[Part of a data file]
------------
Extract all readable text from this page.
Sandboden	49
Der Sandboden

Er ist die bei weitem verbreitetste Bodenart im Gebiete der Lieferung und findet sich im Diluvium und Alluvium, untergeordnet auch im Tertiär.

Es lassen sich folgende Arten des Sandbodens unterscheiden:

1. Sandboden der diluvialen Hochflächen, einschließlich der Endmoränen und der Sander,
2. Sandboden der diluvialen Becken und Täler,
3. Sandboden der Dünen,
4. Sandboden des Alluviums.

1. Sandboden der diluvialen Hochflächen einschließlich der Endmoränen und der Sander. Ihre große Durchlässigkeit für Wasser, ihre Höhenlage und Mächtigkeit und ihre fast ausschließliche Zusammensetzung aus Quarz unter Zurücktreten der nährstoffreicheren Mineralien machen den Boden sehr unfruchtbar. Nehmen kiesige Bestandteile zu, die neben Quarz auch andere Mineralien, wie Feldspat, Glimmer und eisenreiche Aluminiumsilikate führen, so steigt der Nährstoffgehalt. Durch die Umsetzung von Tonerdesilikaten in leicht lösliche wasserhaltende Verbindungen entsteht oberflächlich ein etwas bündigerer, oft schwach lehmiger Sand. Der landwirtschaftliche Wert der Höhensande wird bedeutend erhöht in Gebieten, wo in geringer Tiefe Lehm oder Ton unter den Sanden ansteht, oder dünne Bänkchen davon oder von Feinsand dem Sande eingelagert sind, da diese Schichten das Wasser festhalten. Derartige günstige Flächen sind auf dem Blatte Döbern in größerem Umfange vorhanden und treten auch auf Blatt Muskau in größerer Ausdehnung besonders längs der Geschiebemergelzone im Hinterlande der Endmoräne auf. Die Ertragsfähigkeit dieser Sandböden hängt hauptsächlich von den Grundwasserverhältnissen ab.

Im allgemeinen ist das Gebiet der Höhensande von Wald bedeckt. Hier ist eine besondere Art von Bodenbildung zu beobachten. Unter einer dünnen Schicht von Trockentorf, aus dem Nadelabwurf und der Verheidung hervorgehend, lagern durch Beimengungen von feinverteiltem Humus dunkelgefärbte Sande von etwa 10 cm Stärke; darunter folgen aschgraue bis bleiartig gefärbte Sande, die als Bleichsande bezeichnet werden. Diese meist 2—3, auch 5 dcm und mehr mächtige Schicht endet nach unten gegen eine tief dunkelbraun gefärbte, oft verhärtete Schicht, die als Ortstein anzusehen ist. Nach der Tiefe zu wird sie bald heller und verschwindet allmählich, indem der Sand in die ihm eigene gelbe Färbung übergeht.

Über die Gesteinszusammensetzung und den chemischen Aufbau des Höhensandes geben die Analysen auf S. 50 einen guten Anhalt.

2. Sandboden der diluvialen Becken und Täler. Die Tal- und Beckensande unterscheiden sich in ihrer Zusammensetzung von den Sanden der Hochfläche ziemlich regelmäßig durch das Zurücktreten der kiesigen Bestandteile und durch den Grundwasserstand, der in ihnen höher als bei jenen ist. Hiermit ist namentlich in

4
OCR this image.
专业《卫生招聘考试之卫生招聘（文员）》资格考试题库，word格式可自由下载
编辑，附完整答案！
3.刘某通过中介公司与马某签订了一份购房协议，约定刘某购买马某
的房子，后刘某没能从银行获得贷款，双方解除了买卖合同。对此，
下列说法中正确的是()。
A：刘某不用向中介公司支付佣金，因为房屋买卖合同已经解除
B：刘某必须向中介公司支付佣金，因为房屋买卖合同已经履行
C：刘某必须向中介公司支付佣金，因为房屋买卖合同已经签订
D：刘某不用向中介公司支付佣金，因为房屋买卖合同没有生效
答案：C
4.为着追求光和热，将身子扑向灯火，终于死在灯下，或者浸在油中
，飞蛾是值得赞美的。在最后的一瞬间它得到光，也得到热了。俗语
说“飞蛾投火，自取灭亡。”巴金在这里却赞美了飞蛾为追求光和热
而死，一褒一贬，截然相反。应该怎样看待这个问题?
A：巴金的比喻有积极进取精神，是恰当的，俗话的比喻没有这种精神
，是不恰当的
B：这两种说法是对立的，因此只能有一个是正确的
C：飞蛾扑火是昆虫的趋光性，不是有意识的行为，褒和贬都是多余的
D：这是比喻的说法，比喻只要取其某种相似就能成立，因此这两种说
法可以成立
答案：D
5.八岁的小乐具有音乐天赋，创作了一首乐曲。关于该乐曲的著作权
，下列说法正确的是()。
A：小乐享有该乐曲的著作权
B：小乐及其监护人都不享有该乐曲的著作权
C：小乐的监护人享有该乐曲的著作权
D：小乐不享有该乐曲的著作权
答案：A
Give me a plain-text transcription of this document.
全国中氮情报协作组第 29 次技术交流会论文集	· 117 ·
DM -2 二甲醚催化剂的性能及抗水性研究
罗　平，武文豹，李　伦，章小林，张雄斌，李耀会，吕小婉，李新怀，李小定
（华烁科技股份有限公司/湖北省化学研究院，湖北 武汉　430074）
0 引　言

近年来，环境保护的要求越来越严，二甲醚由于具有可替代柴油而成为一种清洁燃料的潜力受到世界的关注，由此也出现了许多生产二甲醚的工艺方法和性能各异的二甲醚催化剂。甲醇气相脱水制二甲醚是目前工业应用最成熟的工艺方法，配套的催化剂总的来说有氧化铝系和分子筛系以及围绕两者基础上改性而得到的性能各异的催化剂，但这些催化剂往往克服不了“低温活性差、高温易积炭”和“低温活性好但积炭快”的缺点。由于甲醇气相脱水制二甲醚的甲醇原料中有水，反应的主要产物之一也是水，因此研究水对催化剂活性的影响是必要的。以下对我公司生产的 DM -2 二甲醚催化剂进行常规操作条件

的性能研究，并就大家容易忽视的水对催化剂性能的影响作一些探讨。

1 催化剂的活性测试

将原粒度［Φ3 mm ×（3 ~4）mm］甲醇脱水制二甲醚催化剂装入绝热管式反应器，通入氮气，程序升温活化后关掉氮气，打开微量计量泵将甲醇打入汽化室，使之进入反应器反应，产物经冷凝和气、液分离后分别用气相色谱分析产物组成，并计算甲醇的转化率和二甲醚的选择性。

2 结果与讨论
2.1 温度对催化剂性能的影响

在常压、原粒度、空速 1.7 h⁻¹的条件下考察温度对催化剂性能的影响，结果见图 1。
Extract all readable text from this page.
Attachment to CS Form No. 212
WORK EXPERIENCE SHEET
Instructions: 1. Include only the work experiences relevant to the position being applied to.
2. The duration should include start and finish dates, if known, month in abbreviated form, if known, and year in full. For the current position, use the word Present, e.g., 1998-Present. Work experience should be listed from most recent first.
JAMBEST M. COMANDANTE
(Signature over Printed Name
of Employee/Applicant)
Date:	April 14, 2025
------------
Write down all the entries again without a single difference.

Extract all readable text from this page.
Sandboden	49
Der Sandboden

Er ist die bei weitem verbreitetste Bodenart im Gebiete der Lieferung und findet sich im Diluvium und Alluvium, untergeordnet auch im Tertiär.

Es lassen sich folgende Arten des Sandbodens unterscheiden:

1. Sandboden der diluvialen Hochflächen, einschließlich der Endmoränen und der Sander,
2. Sandboden der diluvialen Becken und Täler,
3. Sandboden der Dünen,
4. Sandboden des Alluviums.

1. Sandboden der diluvialen Hochflächen einschließlich der Endmoränen und der Sander. Ihre große Durchlässigkeit für Wasser, ihre Höhenlage und Mächtigkeit und ihre fast ausschließliche Zusammensetzung aus Quarz unter Zurücktreten der nährstoffreicheren Mineralien machen den Boden sehr unfruchtbar. Nehmen kiesige Bestandteile zu, die neben Quarz auch andere Mineralien, wie Feldspat, Glimmer und eisenreiche Aluminiumsilikate führen, so steigt der Nährstoffgehalt. Durch die Umsetzung von Tonerdesilikaten in leicht lösliche wasserhaltende Verbindungen entsteht oberflächlich ein etwas bündigerer, oft schwach lehmiger Sand. Der landwirtschaftliche Wert der Höhensande wird bedeutend erhöht in Gebieten, wo in geringer Tiefe Lehm oder Ton unter den Sanden ansteht, oder dünne Bänkchen davon oder von Feinsand dem Sande eingelagert sind, da diese Schichten das Wasser festhalten. Derartige günstige Flächen sind auf dem Blatte Döbern in größerem Umfange vorhanden und treten auch auf Blatt Muskau in größerer Ausdehnung besonders längs der Geschiebemergelzone im Hinterlande der Endmoräne auf. Die Ertragsfähigkeit dieser Sandböden hängt hauptsächlich von den Grundwasserverhältnissen ab.

Im allgemeinen ist das Gebiet der Höhensande von Wald bedeckt. Hier ist eine besondere Art von Bodenbildung zu beobachten. Unter einer dünnen Schicht von Trockentorf, aus dem Nadelabwurf und der Verheidung hervorgehend, lagern durch Beimengungen von feinverteiltem Humus dunkelgefärbte Sande von etwa 10 cm Stärke; darunter folgen aschgraue bis bleiartig gefärbte Sande, die als Bleichsande bezeichnet werden. Diese meist 2—3, auch 5 dcm und mehr mächtige Schicht endet nach unten gegen eine tief dunkelbraun gefärbte, oft verhärtete Schicht, die als Ortstein anzusehen ist. Nach der Tiefe zu wird sie bald heller und verschwindet allmählich, indem der Sand in die ihm eigene gelbe Färbung übergeht.

Über die Gesteinszusammensetzung und den chemischen Aufbau des Höhensandes geben die Analysen auf S. 50 einen guten Anhalt.

2. Sandboden der diluvialen Becken und Täler. Die Tal- und Beckensande unterscheiden sich in ihrer Zusammensetzung von den Sanden der Hochfläche ziemlich regelmäßig durch das Zurücktreten der kiesigen Bestandteile und durch den Grundwasserstand, der in ihnen höher als bei jenen ist. Hiermit ist namentlich in

4
OCR this image.
专业《卫生招聘考试之卫生招聘（文员）》资格考试题库，word格式可自由下载
编辑，附完整答案！
3.刘某通过中介公司与马某签订了一份购房协议，约定刘某购买马某
的房子，后刘某没能从银行获得贷款，双方解除了买卖合同。对此，
下列说法中正确的是()。
A：刘某不用向中介公司支付佣金，因为房屋买卖合同已经解除
B：刘某必须向中介公司支付佣金，因为房屋买卖合同已经履行
C：刘某必须向中介公司支付佣金，因为房屋买卖合同已经签订
D：刘某不用向中介公司支付佣金，因为房屋买卖合同没有生效
答案：C
4.为着追求光和热，将身子扑向灯火，终于死在灯下，或者浸在油中
，飞蛾是值得赞美的。在最后的一瞬间它得到光，也得到热了。俗语
说“飞蛾投火，自取灭亡。”巴金在这里却赞美了飞蛾为追求光和热
而死，一褒一贬，截然相反。应该怎样看待这个问题?
A：巴金的比喻有积极进取精神，是恰当的，俗话的比喻没有这种精神
，是不恰当的
B：这两种说法是对立的，因此只能有一个是正确的
C：飞蛾扑火是昆虫的趋光性，不是有意识的行为，褒和贬都是多余的
D：这是比喻的说法，比喻只要取其某种相似就能成立，因此这两种说
法可以成立
答案：D
5.八岁的小乐具有音乐天赋，创作了一首乐曲。关于该乐曲的著作权
，下列说法正确的是()。
A：小乐享有该乐曲的著作权
B：小乐及其监护人都不享有该乐曲的著作权
C：小乐的监护人享有该乐曲的著作权
D：小乐不享有该乐曲的著作权
答案：A
Give me a plain-text transcription of this document.
全国中氮情报协作组第 29 次技术交流会论文集	· 117 ·
DM -2 二甲醚催化剂的性能及抗水性研究
罗　平，武文豹，李　伦，章小林，张雄斌，李耀会，吕小婉，李新怀，李小定
（华烁科技股份有限公司/湖北省化学研究院，湖北 武汉　430074）
0 引　言

近年来，环境保护的要求越来越严，二甲醚由于具有可替代柴油而成为一种清洁燃料的潜力受到世界的关注，由此也出现了许多生产二甲醚的工艺方法和性能各异的二甲醚催化剂。甲醇气相脱水制二甲醚是目前工业应用最成熟的工艺方法，配套的催化剂总的来说有氧化铝系和分子筛系以及围绕两者基础上改性而得到的性能各异的催化剂，但这些催化剂往往克服不了“低温活性差、高温易积炭”和“低温活性好但积炭快”的缺点。由于甲醇气相脱水制二甲醚的甲醇原料中有水，反应的主要产物之一也是水，因此研究水对催化剂活性的影响是必要的。以下对我公司生产的 DM -2 二甲醚催化剂进行常规操作条件

的性能研究，并就大家容易忽视的水对催化剂性能的影响作一些探讨。

1 催化剂的活性测试

将原粒度［Φ3 mm ×（3 ~4）mm］甲醇脱水制二甲醚催化剂装入绝热管式反应器，通入氮气，程序升温活化后关掉氮气，打开微量计量泵将甲醇打入汽化室，使之进入反应器反应，产物经冷凝和气、液分离后分别用气相色谱分析产物组成，并计算甲醇的转化率和二甲醚的选择性。

2 结果与讨论
2.1 温度对催化剂性能的影响

在常压、原粒度、空速 1.7 h⁻¹的条件下考察温度对催化剂性能的影响，结果见图 1。
Extract all readable text from this page.
Attachment to CS Form No. 212
WORK EXPERIENCE SHEET
Instructions: 1. Include only the work experiences relevant to the position being applied to.
2. The duration should include start and finish dates, if known, month in abbreviated form, if known, and year in full. For the current position, use the word Present, e.g., 1998-Present. Work experience should be listed from most recent first.
JAMBEST M. COMANDANTE
(Signature over Printed Name
of Employee/Applicant)
Date:	April 14, 2025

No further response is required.